### Your instructions:
Word for word, quote all of the material, omitting the pictures.

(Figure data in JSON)

· · · · · · ·

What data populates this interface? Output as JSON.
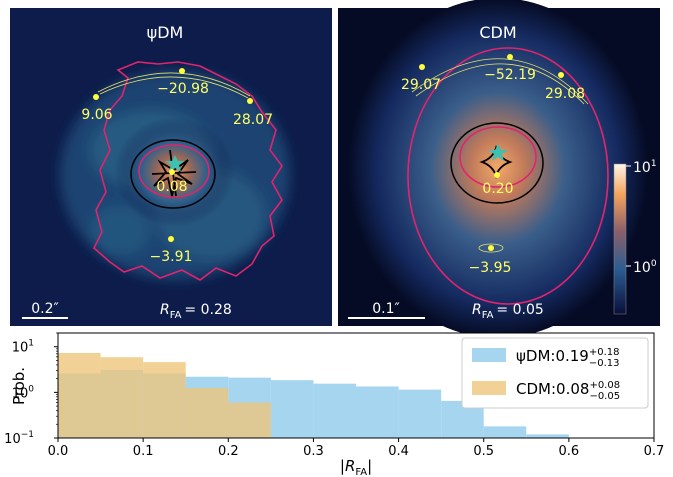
{
  "panels": [
    {
      "title": "ψDM",
      "scale_label": "0.2″",
      "rfa_symbol": "R",
      "rfa_sub": "FA",
      "rfa_value": "= 0.28",
      "annotations": [
        "−20.98",
        "9.06",
        "28.07",
        "0.08",
        "−3.91"
      ]
    },
    {
      "title": "CDM",
      "scale_label": "0.1″",
      "rfa_symbol": "R",
      "rfa_sub": "FA",
      "rfa_value": "= 0.05",
      "annotations": [
        "−52.19",
        "29.07",
        "29.08",
        "0.20",
        "−3.95"
      ]
    }
  ],
  "colorbar": {
    "ticks": [
      {
        "base": "10",
        "exp": "1"
      },
      {
        "base": "10",
        "exp": "0"
      }
    ]
  },
  "chart_data": {
    "type": "histogram",
    "ylabel": "Prob.",
    "xlabel_symbol": "R",
    "xlabel_sub": "FA",
    "xlim": [
      0.0,
      0.7
    ],
    "ylim": [
      0.1,
      20
    ],
    "yscale": "log",
    "x_ticks": [
      "0.0",
      "0.1",
      "0.2",
      "0.3",
      "0.4",
      "0.5",
      "0.6",
      "0.7"
    ],
    "y_ticks": [
      {
        "base": "10",
        "exp": "1"
      },
      {
        "base": "10",
        "exp": "0"
      },
      {
        "base": "10",
        "exp": "−1"
      }
    ],
    "bin_edges": [
      0.0,
      0.05,
      0.1,
      0.15,
      0.2,
      0.25,
      0.3,
      0.35,
      0.4,
      0.45,
      0.5,
      0.55,
      0.6
    ],
    "legend_position": "top-right",
    "series": [
      {
        "name": "ψDM",
        "legend_value": "0.19",
        "legend_sup": "+0.18",
        "legend_sub": "−0.13",
        "color": "#a6d5f0",
        "values": [
          2.6,
          3.1,
          2.6,
          2.2,
          2.1,
          1.85,
          1.55,
          1.35,
          1.15,
          0.65,
          0.18,
          0.12
        ]
      },
      {
        "name": "CDM",
        "legend_value": "0.08",
        "legend_sup": "+0.08",
        "legend_sub": "−0.05",
        "color": "#eec478",
        "values": [
          7.3,
          5.9,
          4.6,
          1.25,
          0.6,
          0.1,
          0.1,
          0.1,
          0.1,
          0.1,
          0.1,
          0.1
        ]
      }
    ]
  }
}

· · · · · · ·

### Answer for this exercise:
What data populates this interface? Output as JSON.
{
  "panels": [
    {
      "title": "ψDM",
      "scale_label": "0.2″",
      "rfa_symbol": "R",
      "rfa_sub": "FA",
      "rfa_value": "= 0.28",
      "annotations": [
        "−20.98",
        "9.06",
        "28.07",
        "0.08",
        "−3.91"
      ]
    },
    {
      "title": "CDM",
      "scale_label": "0.1″",
      "rfa_symbol": "R",
      "rfa_sub": "FA",
      "rfa_value": "= 0.05",
      "annotations": [
        "−52.19",
        "29.07",
        "29.08",
        "0.20",
        "−3.95"
      ]
    }
  ],
  "colorbar": {
    "ticks": [
      {
        "base": "10",
        "exp": "1"
      },
      {
        "base": "10",
        "exp": "0"
      }
    ]
  },
  "chart_data": {
    "type": "histogram",
    "ylabel": "Prob.",
    "xlabel_symbol": "R",
    "xlabel_sub": "FA",
    "xlim": [
      0.0,
      0.7
    ],
    "ylim": [
      0.1,
      20
    ],
    "yscale": "log",
    "x_ticks": [
      "0.0",
      "0.1",
      "0.2",
      "0.3",
      "0.4",
      "0.5",
      "0.6",
      "0.7"
    ],
    "y_ticks": [
      {
        "base": "10",
        "exp": "1"
      },
      {
        "base": "10",
        "exp": "0"
      },
      {
        "base": "10",
        "exp": "−1"
      }
    ],
    "bin_edges": [
      0.0,
      0.05,
      0.1,
      0.15,
      0.2,
      0.25,
      0.3,
      0.35,
      0.4,
      0.45,
      0.5,
      0.55,
      0.6
    ],
    "legend_position": "top-right",
    "series": [
      {
        "name": "ψDM",
        "legend_value": "0.19",
        "legend_sup": "+0.18",
        "legend_sub": "−0.13",
        "color": "#a6d5f0",
        "values": [
          2.6,
          3.1,
          2.6,
          2.2,
          2.1,
          1.85,
          1.55,
          1.35,
          1.15,
          0.65,
          0.18,
          0.12
        ]
      },
      {
        "name": "CDM",
        "legend_value": "0.08",
        "legend_sup": "+0.08",
        "legend_sub": "−0.05",
        "color": "#eec478",
        "values": [
          7.3,
          5.9,
          4.6,
          1.25,
          0.6,
          0.1,
          0.1,
          0.1,
          0.1,
          0.1,
          0.1,
          0.1
        ]
      }
    ]
  }
}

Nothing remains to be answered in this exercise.